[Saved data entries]
** START **

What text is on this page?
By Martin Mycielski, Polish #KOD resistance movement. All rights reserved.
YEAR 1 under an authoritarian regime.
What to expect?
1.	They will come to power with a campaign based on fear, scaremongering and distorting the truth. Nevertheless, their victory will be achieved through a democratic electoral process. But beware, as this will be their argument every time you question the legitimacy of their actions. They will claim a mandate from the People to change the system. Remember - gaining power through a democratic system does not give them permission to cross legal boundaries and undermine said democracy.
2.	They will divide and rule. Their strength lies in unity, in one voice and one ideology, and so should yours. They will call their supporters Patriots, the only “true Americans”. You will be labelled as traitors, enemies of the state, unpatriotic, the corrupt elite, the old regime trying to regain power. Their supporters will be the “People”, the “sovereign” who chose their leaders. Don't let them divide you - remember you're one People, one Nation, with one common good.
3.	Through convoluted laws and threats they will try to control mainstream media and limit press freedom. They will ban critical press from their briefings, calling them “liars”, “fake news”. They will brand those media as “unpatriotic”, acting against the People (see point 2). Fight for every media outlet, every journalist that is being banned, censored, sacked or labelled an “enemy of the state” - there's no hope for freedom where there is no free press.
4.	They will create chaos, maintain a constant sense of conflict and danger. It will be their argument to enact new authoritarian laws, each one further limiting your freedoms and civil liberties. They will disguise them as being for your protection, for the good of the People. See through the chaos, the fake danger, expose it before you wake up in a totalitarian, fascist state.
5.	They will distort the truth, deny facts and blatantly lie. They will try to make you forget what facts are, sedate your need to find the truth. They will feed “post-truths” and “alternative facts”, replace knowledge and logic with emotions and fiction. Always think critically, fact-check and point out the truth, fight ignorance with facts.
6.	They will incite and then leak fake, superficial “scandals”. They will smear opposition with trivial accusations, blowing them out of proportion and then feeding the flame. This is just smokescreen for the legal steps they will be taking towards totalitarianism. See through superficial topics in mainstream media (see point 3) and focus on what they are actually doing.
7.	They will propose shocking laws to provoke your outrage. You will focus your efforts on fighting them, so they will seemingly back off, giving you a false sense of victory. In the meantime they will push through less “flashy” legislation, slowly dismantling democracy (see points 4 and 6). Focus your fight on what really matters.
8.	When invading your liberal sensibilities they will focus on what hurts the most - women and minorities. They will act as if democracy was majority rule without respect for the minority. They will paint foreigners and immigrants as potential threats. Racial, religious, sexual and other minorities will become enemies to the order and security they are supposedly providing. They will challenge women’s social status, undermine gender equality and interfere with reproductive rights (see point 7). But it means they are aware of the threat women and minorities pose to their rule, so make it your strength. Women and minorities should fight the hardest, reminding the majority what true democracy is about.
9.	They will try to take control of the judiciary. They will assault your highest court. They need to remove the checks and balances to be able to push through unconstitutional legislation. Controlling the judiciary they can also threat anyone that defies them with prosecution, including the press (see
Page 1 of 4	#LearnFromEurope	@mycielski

** END **

WHAT IS EXPECTED - Return each full line of the entries that contains the word "rights".

ANSWER FOR THIS EXERCISE -
By Martin Mycielski, Polish #KOD resistance movement. All rights reserved.
8.	When invading your liberal sensibilities they will focus on what hurts the most - women and minorities. They will act as if democracy was majority rule without respect for the minority. They will paint foreigners and immigrants as potential threats. Racial, religious, sexual and other minorities will become enemies to the order and security they are supposedly providing. They will challenge women’s social status, undermine gender equality and interfere with reproductive rights (see point 7). But it means they are aware of the threat women and minorities pose to their rule, so make it your strength. Women and minorities should fight the hardest, reminding the majority what true democracy is about.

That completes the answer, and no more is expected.